> Passage provided:
[Begin]

Amazon Review
Harry Turtledove marches on through history with
The Great War: Walk in Hell. In his alternate timeline, the Confederate States of America won the Civil War, aided by Britain and France. In the 1880s (How Few Remain), Americans fought again after the CSA acquired parts of Mexico--and the CSA won again. When World War One begins with Archduke Ferdinand's assassination in 1914 (
The Great War: American Front), the 34-state USA under Teddy Roosevelt allies with Imperial Germany and Austria against Britain, France, Russia, Japan, Canada and Woodrow Wilson's CSA. Trenches divide Canada, fierce fighting rages from Tennessee and Kentucky into Pennsylvania, a Mormon uprising against the USA consumes Utah, and a black socialist rebellion distracts the CSA, where slavery has ended but blacks still await full citizenship.
Walk in Hell takes us from autumn, 1915, through 1916. Soldiers, sailors and airmen continue the fight, but much happens behind the lines too. Turtledove's characters include Jewish immigrants who are socialist and antiwar, a widow running a coffee house in CSA-occupied Washington, DC, who passes information to the USA, and two Canadian farmers living under US occupation in Quebec and Manitoba. He vividly conveys the human side of war. When Joe Hammerschmitt gets a shoulder wound in the Virginia trenches:
...pain warred with exultation on his long, thin face. Exultation won. "Got me a hometowner, looks like," he said happily. Half the men up there with him made sympathetic noises; the other half looked frankly jealous. Hammerschmitt was going to be out of the firing line for weeks, maybe months, to come, and they still risked not just death but horrible mutilation every day.

[End]

> Data provided:
[Begin]

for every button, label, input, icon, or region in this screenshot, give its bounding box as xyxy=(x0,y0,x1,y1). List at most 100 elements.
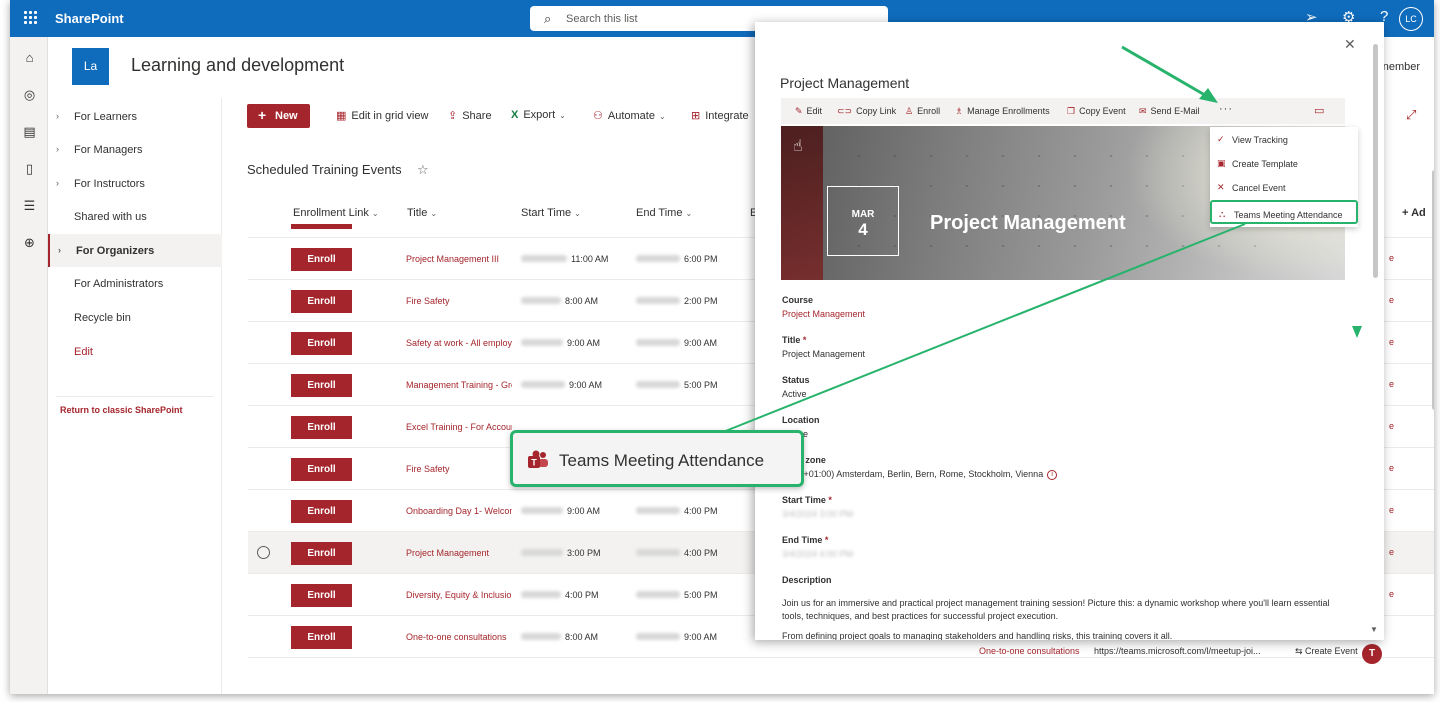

[End]

> Things to do:
**1)** In the review of the novel, why did half of the men with Hammerschmitt look jealous after his shoulder wound? Answer in one to three sentences.
**2)** Reproduce the part of the review that begins with the words containing "Walk in Hell takes" and ends with "mutilation every day.".

> Per-task outputs:
**1)** They were jealous because the wound would keep Hammerschmitt out of the firing line for weeks, perhaps months. The other men still faced the risk of death and horrible mutilation every day.

**2)**
Walk in Hell takes us from autumn, 1915, through 1916. Soldiers, sailors and airmen continue the fight, but much happens behind the lines too. Turtledove's characters include Jewish immigrants who are socialist and antiwar, a widow running a coffee house in CSA-occupied Washington, DC, who passes information to the USA, and two Canadian farmers living under US occupation in Quebec and Manitoba. He vividly conveys the human side of war. When Joe Hammerschmitt gets a shoulder wound in the Virginia trenches:
...pain warred with exultation on his long, thin face. Exultation won. "Got me a hometowner, looks like," he said happily. Half the men up there with him made sympathetic noises; the other half looked frankly jealous. Hammerschmitt was going to be out of the firing line for weeks, maybe months, to come, and they still risked not just death but horrible mutilation every day.